### GIVEN TEXT

[Numpy-discussion] dot function or dot notation, matrices, arrays?
Wayne Watson
sierra_mtnview@sbcglobal....
Sat Dec 19 11:45:02 CST 2009
OK, so what's your recommendation on the code I wrote? Use shape 0xN?
Will that eliminate the need for T?
I'll go back to Tenative Python, and re-read dimension, shape and the like.
Charles R Harris wrote:
>
>
> On Sat, Dec 19, 2009 at 9:45 AM, Wayne Watson
> <sierra_mtnview@sbcglobal.net <mailto:sierra_mtnview@sbcglobal.net>>
> wrote:
>
>
>
> Dag Sverre Seljebotn wrote:
> > Wayne Watson wrote:
> >
> >> I'm trying to compute the angle between two vectors in three
> dimensional
> >> space. For that, I need to use the "scalar (dot) product" ,
> according to
> >> a calculus book (quoting the book) I'm holding in my hands
> right now.
> >> I've used dot() successfully to produce the necessary angle. My
> program
> >> works just fine.
> >>
> >> In the case of the dot(function), one must use np.dev(x.T,x),
> where x is
> >> 1x3.
> >>
> >> I'm not quite sure what your point is about dot()* unless you are
> >> thinking in some non-Euclidean fashion. One can form
> np.dot(a,b) with a
> >> and b arrays of 3x4 and 4x2 shape to arrive at a 3x2 array. That's
> >> definitely not a scalar. Is there a need for this sort of
> calculation in
> >> non-Euclidean geometry, which I have never dealt with?
> >>
> >
> > There's a difference between 1D and 2D arrays that's important
> here. For
> > a 1D array, np.dot(x.T, x) == np.dot(x, x), since there's only one
> > dimension.
> >
> A 4x1, 1x7, and 1x5 would be examples of a 1D array or matrix, right?

### LISTING
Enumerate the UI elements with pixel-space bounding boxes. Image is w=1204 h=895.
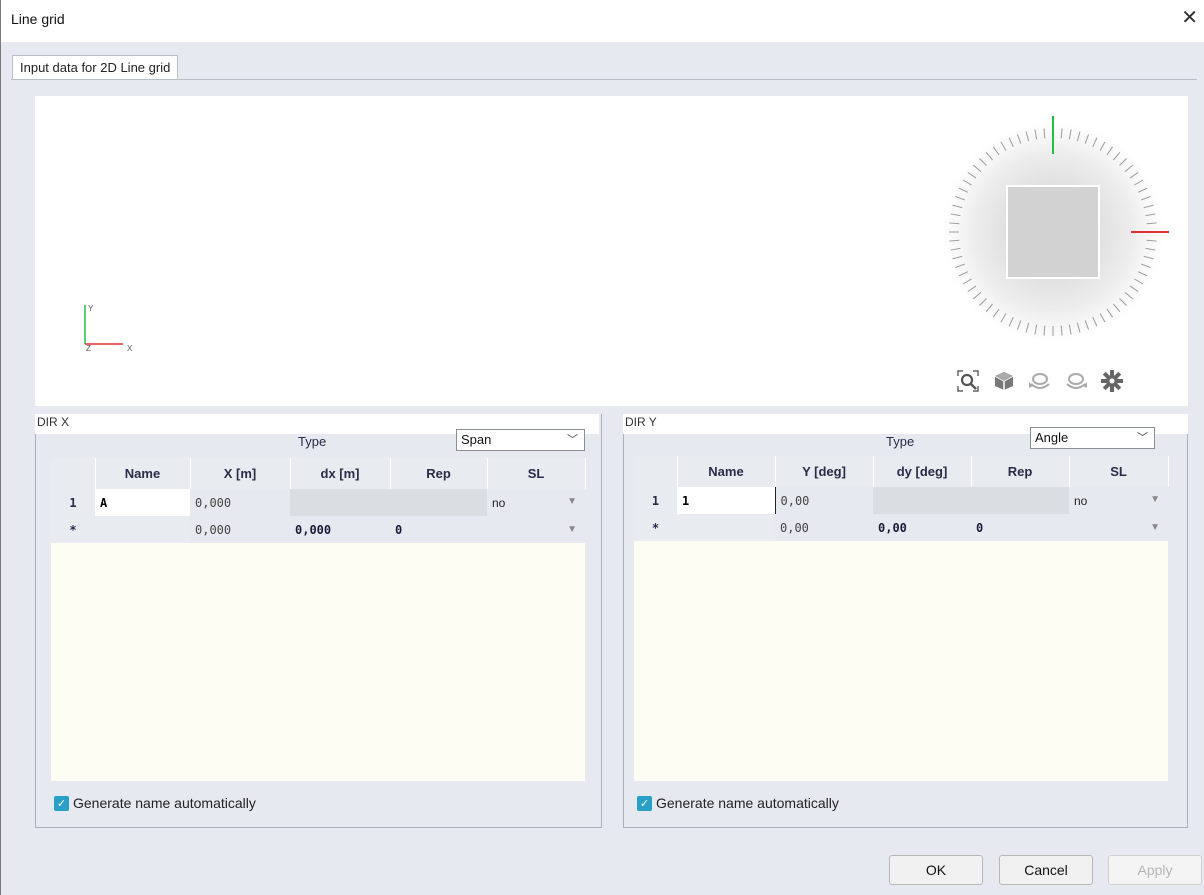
col-header-value: Y [deg] bbox=[775, 456, 874, 487]
sl-cell[interactable]: ▼ bbox=[1069, 514, 1168, 541]
dropdown-arrow-icon[interactable]: ▼ bbox=[567, 496, 577, 507]
view-toolbar bbox=[955, 366, 1185, 396]
value-cell[interactable]: 0,00 bbox=[775, 487, 873, 514]
dir-x-type-label: Type bbox=[298, 434, 327, 449]
table-row[interactable]: 1 1 0,00 no ▼ bbox=[634, 487, 1168, 514]
generate-label: Generate name automatically bbox=[73, 795, 256, 811]
name-cell[interactable]: 1 bbox=[677, 487, 776, 514]
col-header-value: X [m] bbox=[190, 458, 291, 489]
axis-z-label: Z bbox=[86, 344, 91, 351]
chevron-down-icon: ﹀ bbox=[567, 434, 578, 446]
col-header-sl: SL bbox=[1069, 456, 1169, 487]
dir-x-generate-name[interactable]: ✓ Generate name automatically bbox=[54, 795, 256, 811]
col-header-rep: Rep bbox=[971, 456, 1070, 487]
ok-button[interactable]: OK bbox=[889, 855, 983, 885]
dir-x-type-select[interactable]: Span ﹀ bbox=[456, 429, 585, 451]
dir-y-generate-name[interactable]: ✓ Generate name automatically bbox=[637, 795, 839, 811]
value-cell[interactable]: 0,000 bbox=[190, 489, 290, 516]
settings-icon[interactable] bbox=[1099, 368, 1125, 394]
col-header-name: Name bbox=[95, 458, 191, 489]
view-3d-icon[interactable] bbox=[991, 368, 1017, 394]
tab-input-data[interactable]: Input data for 2D Line grid bbox=[12, 55, 179, 80]
dir-x-empty-area bbox=[51, 543, 585, 781]
row-number: * bbox=[51, 516, 95, 543]
table-row[interactable]: * 0,00 0,00 0 ▼ bbox=[634, 514, 1168, 541]
delta-cell[interactable]: 0,000 bbox=[290, 516, 390, 543]
row-number: 1 bbox=[51, 489, 95, 516]
row-header-corner bbox=[51, 458, 96, 489]
dir-y-group: DIR Y Type Angle ﹀ Name Y [deg] dy [deg]… bbox=[623, 406, 1188, 828]
value-cell[interactable]: 0,000 bbox=[190, 516, 290, 543]
rep-cell[interactable]: 0 bbox=[390, 516, 487, 543]
col-header-rep: Rep bbox=[390, 458, 488, 489]
checkbox-checked-icon[interactable]: ✓ bbox=[54, 795, 69, 811]
sl-cell[interactable]: no ▼ bbox=[1069, 487, 1168, 514]
name-cell[interactable] bbox=[677, 514, 775, 541]
col-header-delta: dy [deg] bbox=[873, 456, 972, 487]
row-number: * bbox=[634, 514, 677, 541]
close-icon[interactable]: ✕ bbox=[1181, 8, 1198, 28]
axis-y-label: Y bbox=[88, 304, 94, 313]
zoom-all-icon[interactable] bbox=[955, 368, 981, 394]
graphic-viewport[interactable]: Y X Z bbox=[35, 96, 1188, 406]
dropdown-arrow-icon[interactable]: ▼ bbox=[1150, 522, 1160, 533]
table-row[interactable]: 1 A 0,000 no ▼ bbox=[51, 489, 585, 516]
window-title: Line grid bbox=[11, 11, 65, 27]
axis-indicator: Y X Z bbox=[84, 304, 133, 351]
dropdown-arrow-icon[interactable]: ▼ bbox=[1150, 494, 1160, 505]
dialog-body: Input data for 2D Line grid Y X Z DIR X … bbox=[0, 42, 1204, 895]
delta-rep-cell bbox=[290, 489, 487, 516]
sl-cell[interactable]: ▼ bbox=[487, 516, 585, 543]
row-number: 1 bbox=[634, 487, 677, 514]
dir-y-type-label: Type bbox=[886, 434, 915, 449]
title-bar: Line grid ✕ bbox=[0, 0, 1204, 42]
generate-label: Generate name automatically bbox=[656, 795, 839, 811]
apply-button[interactable]: Apply bbox=[1108, 855, 1202, 885]
table-row[interactable]: * 0,000 0,000 0 ▼ bbox=[51, 516, 585, 543]
delta-rep-cell bbox=[873, 487, 1069, 514]
rotate-right-icon[interactable] bbox=[1063, 368, 1089, 394]
axis-x-label: X bbox=[127, 344, 133, 351]
name-cell[interactable] bbox=[95, 516, 190, 543]
delta-cell[interactable]: 0,00 bbox=[873, 514, 971, 541]
row-header-corner bbox=[634, 456, 678, 487]
dir-y-empty-area bbox=[634, 541, 1168, 781]
dir-x-group: DIR X Type Span ﹀ Name X [m] dx [m] Rep … bbox=[35, 406, 602, 828]
checkbox-checked-icon[interactable]: ✓ bbox=[637, 795, 652, 811]
rotate-left-icon[interactable] bbox=[1027, 368, 1053, 394]
col-header-delta: dx [m] bbox=[290, 458, 391, 489]
dir-y-table: Name Y [deg] dy [deg] Rep SL 1 1 0,00 no… bbox=[634, 456, 1169, 541]
dir-y-type-select[interactable]: Angle ﹀ bbox=[1030, 427, 1155, 449]
sl-cell[interactable]: no ▼ bbox=[487, 489, 585, 516]
dropdown-arrow-icon[interactable]: ▼ bbox=[567, 524, 577, 535]
rep-cell[interactable]: 0 bbox=[971, 514, 1069, 541]
col-header-name: Name bbox=[677, 456, 776, 487]
value-cell[interactable]: 0,00 bbox=[775, 514, 873, 541]
chevron-down-icon: ﹀ bbox=[1137, 432, 1148, 444]
cancel-button[interactable]: Cancel bbox=[999, 855, 1093, 885]
dir-x-table: Name X [m] dx [m] Rep SL 1 A 0,000 no ▼ bbox=[51, 458, 586, 543]
col-header-sl: SL bbox=[487, 458, 586, 489]
navigation-cube[interactable] bbox=[941, 114, 1181, 354]
name-cell[interactable]: A bbox=[95, 489, 190, 516]
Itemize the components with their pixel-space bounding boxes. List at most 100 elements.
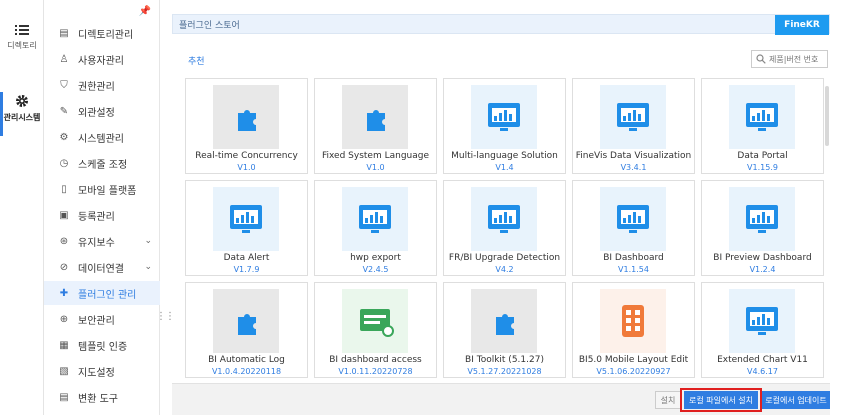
register-icon: ▣ bbox=[59, 209, 69, 221]
plugin-version: V1.0.11.20220728 bbox=[338, 367, 413, 376]
plugin-version: V1.2.4 bbox=[749, 265, 776, 274]
plugin-card[interactable]: Real-time Concurrency V1.0 bbox=[185, 78, 308, 174]
sidebar-item-label: 플러그인 관리 bbox=[78, 289, 137, 301]
plugin-card[interactable]: Extended Chart V11 V4.6.17 bbox=[701, 282, 824, 378]
mobile-icon: ▯ bbox=[61, 183, 67, 195]
plugin-name: Real-time Concurrency bbox=[195, 151, 298, 161]
sidebar-item-label: 시스템관리 bbox=[78, 133, 124, 145]
install-button[interactable]: 설치 bbox=[655, 391, 681, 409]
sidebar-item-appearance[interactable]: ✎ 외관설정 bbox=[44, 99, 160, 123]
pin-icon[interactable]: 📌 bbox=[139, 6, 151, 17]
plugin-version: V1.0.4.20220118 bbox=[211, 367, 282, 376]
plugin-card[interactable]: BI Automatic Log V1.0.4.20220118 bbox=[185, 282, 308, 378]
plugin-version: V4.2 bbox=[495, 265, 514, 274]
rail-system-label: 관리시스템 bbox=[3, 113, 41, 122]
maintenance-icon: ⊛ bbox=[59, 235, 69, 247]
plugin-thumbnail-icon bbox=[342, 85, 408, 149]
plugin-version: V4.6.17 bbox=[747, 367, 778, 376]
sidebar-item-user[interactable]: ♙ 사용자관리 bbox=[44, 47, 160, 71]
plugin-card[interactable]: FineVis Data Visualization V3.4.1 bbox=[572, 78, 695, 174]
rail-directory-label: 디렉토리 bbox=[7, 41, 37, 50]
plugin-version: V1.0 bbox=[366, 163, 385, 172]
sidebar-item-gear[interactable]: ⚙ 시스템관리 bbox=[44, 125, 160, 149]
template-icon: ▦ bbox=[59, 339, 69, 351]
sidebar-item-label: 유지보수 bbox=[78, 237, 115, 249]
plugin-name: Data Alert bbox=[223, 253, 270, 263]
search-box bbox=[751, 50, 828, 68]
plugin-card[interactable]: Multi-language Solution V1.4 bbox=[443, 78, 566, 174]
plugin-card[interactable]: BI Toolkit (5.1.27) V5.1.27.20221028 bbox=[443, 282, 566, 378]
plugin-name: Extended Chart V11 bbox=[717, 355, 808, 365]
update-from-local-button[interactable]: 로컬에서 업데이트 bbox=[762, 391, 830, 409]
plugin-version: V5.1.27.20221028 bbox=[467, 367, 542, 376]
sidebar-item-label: 등록관리 bbox=[78, 211, 115, 223]
plugin-version: V3.4.1 bbox=[620, 163, 647, 172]
sidebar-item-label: 보안관리 bbox=[78, 315, 115, 327]
bottom-action-bar: 설치 로컬 파일에서 설치 로컬에서 업데이트 bbox=[172, 383, 830, 415]
left-rail: 디렉토리 관리시스템 bbox=[0, 0, 44, 415]
plugin-thumbnail-icon bbox=[342, 187, 408, 251]
plugin-card[interactable]: Data Portal V1.15.9 bbox=[701, 78, 824, 174]
plugin-thumbnail-icon bbox=[600, 289, 666, 353]
plugin-name: BI Toolkit (5.1.27) bbox=[465, 355, 544, 365]
plugin-name: Multi-language Solution bbox=[451, 151, 558, 161]
plugin-version: V1.1.54 bbox=[618, 265, 649, 274]
rail-item-directory[interactable]: 디렉토리 bbox=[0, 24, 44, 51]
app-window: 디렉토리 관리시스템 📌 ▤ 디렉토리관리 ♙ 사용자관리 ⛉ 권한관리 ✎ 외관설정 ⚙ 시스템… bbox=[0, 0, 841, 415]
gear-icon: ⚙ bbox=[59, 131, 69, 143]
finekr-button[interactable]: FineKR bbox=[775, 15, 829, 35]
sidebar-item-map[interactable]: ▧ 지도설정 bbox=[44, 359, 160, 383]
plugin-thumbnail-icon bbox=[729, 85, 795, 149]
plugin-thumbnail-icon bbox=[600, 85, 666, 149]
scrollbar[interactable] bbox=[825, 86, 829, 146]
plugin-name: BI Automatic Log bbox=[208, 355, 285, 365]
sidebar-item-template[interactable]: ▦ 템플릿 인증 bbox=[44, 333, 160, 357]
plugin-store-panel: 플러그인 스토어 FineKR 추천 Real-time Concurrency… bbox=[172, 14, 830, 415]
sidebar-item-shield[interactable]: ⛉ 권한관리 bbox=[44, 73, 160, 97]
chevron-down-icon[interactable]: ⌄ bbox=[144, 262, 152, 272]
sidebar-item-convert[interactable]: ▤ 변환 도구 bbox=[44, 385, 160, 409]
sidebar-item-security[interactable]: ⊕ 보안관리 bbox=[44, 307, 160, 331]
recommended-label: 추천 bbox=[188, 57, 205, 67]
clock-icon: ◷ bbox=[59, 157, 69, 169]
plugin-thumbnail-icon bbox=[471, 289, 537, 353]
install-from-local-button[interactable]: 로컬 파일에서 설치 bbox=[684, 391, 758, 409]
plugin-thumbnail-icon bbox=[342, 289, 408, 353]
plugin-thumbnail-icon bbox=[729, 187, 795, 251]
sidebar-item-maintenance[interactable]: ⊛ 유지보수 ⌄ bbox=[44, 229, 160, 253]
plugin-name: BI5.0 Mobile Layout Edit bbox=[578, 355, 689, 365]
map-icon: ▧ bbox=[59, 365, 69, 377]
plugin-card[interactable]: Fixed System Language V1.0 bbox=[314, 78, 437, 174]
sidebar-item-label: 외관설정 bbox=[78, 107, 115, 119]
sidebar-item-label: 사용자관리 bbox=[78, 55, 124, 67]
sidebar-item-data-connection[interactable]: ⊘ 데이터연결 ⌄ bbox=[44, 255, 160, 279]
search-input[interactable] bbox=[769, 54, 825, 64]
plugin-thumbnail-icon bbox=[213, 187, 279, 251]
sidebar-item-plugin[interactable]: ✚ 플러그인 관리 bbox=[44, 281, 160, 305]
plugin-thumbnail-icon bbox=[471, 187, 537, 251]
plugin-card[interactable]: BI5.0 Mobile Layout Edit V5.1.06.20220927 bbox=[572, 282, 695, 378]
user-icon: ♙ bbox=[59, 53, 69, 65]
plugin-thumbnail-icon bbox=[213, 85, 279, 149]
sidebar-item-label: 디렉토리관리 bbox=[78, 29, 134, 41]
plugin-card[interactable]: hwp export V2.4.5 bbox=[314, 180, 437, 276]
chevron-down-icon[interactable]: ⌄ bbox=[144, 236, 152, 246]
rail-item-system[interactable]: 관리시스템 bbox=[0, 92, 44, 136]
plugin-name: BI Preview Dashboard bbox=[713, 253, 812, 263]
sidebar-item-directory[interactable]: ▤ 디렉토리관리 bbox=[44, 21, 160, 45]
plugin-version: V5.1.06.20220927 bbox=[596, 367, 671, 376]
admin-menu: 📌 ▤ 디렉토리관리 ♙ 사용자관리 ⛉ 권한관리 ✎ 외관설정 ⚙ 시스템관리 ◷ 스케줄 조정 ▯ 모… bbox=[44, 0, 160, 415]
shield-icon: ⛉ bbox=[60, 79, 68, 91]
plugin-thumbnail-icon bbox=[471, 85, 537, 149]
plugin-card[interactable]: BI Dashboard V1.1.54 bbox=[572, 180, 695, 276]
plugin-card[interactable]: BI Preview Dashboard V1.2.4 bbox=[701, 180, 824, 276]
list-icon bbox=[15, 25, 29, 35]
sidebar-item-clock[interactable]: ◷ 스케줄 조정 bbox=[44, 151, 160, 175]
convert-icon: ▤ bbox=[59, 391, 69, 403]
plugin-card[interactable]: Data Alert V1.7.9 bbox=[185, 180, 308, 276]
plugin-card[interactable]: BI dashboard access V1.0.11.20220728 bbox=[314, 282, 437, 378]
plugin-card[interactable]: FR/BI Upgrade Detection V4.2 bbox=[443, 180, 566, 276]
sidebar-item-mobile[interactable]: ▯ 모바일 플랫폼 bbox=[44, 177, 160, 201]
plugin-name: hwp export bbox=[350, 253, 401, 263]
sidebar-item-register[interactable]: ▣ 등록관리 bbox=[44, 203, 160, 227]
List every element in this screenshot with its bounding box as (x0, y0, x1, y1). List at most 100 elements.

### TO BE DONE
Write the next part of the NumPy mailing-list thread on dot products and array shapes, picking up right after its last line.

### EXERCISE OUTPUT
>
>
> No, they are all 2D. All matrices are 2D. An array is 1D if it doesn't
> have a second dimension, which might be confusing if you have only
> seen vectors represented as arrays. To see the number of dimensions in
> a numpy array, use shape:
>
> In [1]: array([[1,2],[3,4]])
> Out[1]:
> array([[1, 2],
> [3, 4]])
>
> In [2]: array([[1,2],[3,4]]).shape
> Out[2]: (2, 2)
>
> In [3]: array([1,2, 3,4])
> Out[3]: array([1, 2, 3, 4])
>
> In [4]: array([1,2, 3,4]).shape
> Out[4]: (4,)
>
>
> Are you saying that instead of using a rotational matrix like
> theta = 5.0 # degrees
> m1 = matrix([[2] ,[5]])
> rotCW = matrix([ [cosD(theta), sinD(theta)], [-sinD(theta),
> cosD(theta)] ])
> m2= rotCW*m1
> m1=np.array(m1)
> m2=np.array(m2)
> that I should use a 2-D array for rotCW? So why does numpy have a
> matrix
> class? Is the class only used when working with matplotlib?
>
>
> Numpy has a matrix class because python lacks operators, so where *
> normally means element-wise multiplication the matrix class uses it
> for matrix multiplication, which is different. Having a short form for
> matrix multiplication is sometimes a convenience and also more
> familiar for folks coming to numpy from matlab.
>
>
> To get the scalar value (sum of squares) I had to use a transpose,
> T, on
> one argument.
>
>
> That is if the argument is 2D. It's not strictly speaking a scalar
> product, but we won't go into that here ;)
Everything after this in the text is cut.